[Extracted records]
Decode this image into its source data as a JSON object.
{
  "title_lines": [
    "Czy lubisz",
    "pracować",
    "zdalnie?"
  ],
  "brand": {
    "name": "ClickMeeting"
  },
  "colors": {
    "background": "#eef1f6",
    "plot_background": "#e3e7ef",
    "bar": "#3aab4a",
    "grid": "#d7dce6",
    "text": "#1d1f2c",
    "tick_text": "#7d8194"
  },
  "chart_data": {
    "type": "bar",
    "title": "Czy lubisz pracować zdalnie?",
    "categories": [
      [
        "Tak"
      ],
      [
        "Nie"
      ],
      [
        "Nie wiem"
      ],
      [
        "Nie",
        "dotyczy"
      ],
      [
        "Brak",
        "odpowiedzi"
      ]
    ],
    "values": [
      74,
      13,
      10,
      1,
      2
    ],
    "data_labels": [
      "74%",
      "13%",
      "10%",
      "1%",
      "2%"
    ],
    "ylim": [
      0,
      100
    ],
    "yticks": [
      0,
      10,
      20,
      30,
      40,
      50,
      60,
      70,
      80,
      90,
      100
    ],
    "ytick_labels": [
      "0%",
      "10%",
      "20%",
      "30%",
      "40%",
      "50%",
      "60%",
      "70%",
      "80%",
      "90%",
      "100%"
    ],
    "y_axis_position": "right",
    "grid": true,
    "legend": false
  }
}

EXERCISE DIRECTIONS: Choose all lines containing the string "pracować" and copy them out.

FULL RESPONSE:
    "pracować",
    "title": "Czy lubisz pracować zdalnie?",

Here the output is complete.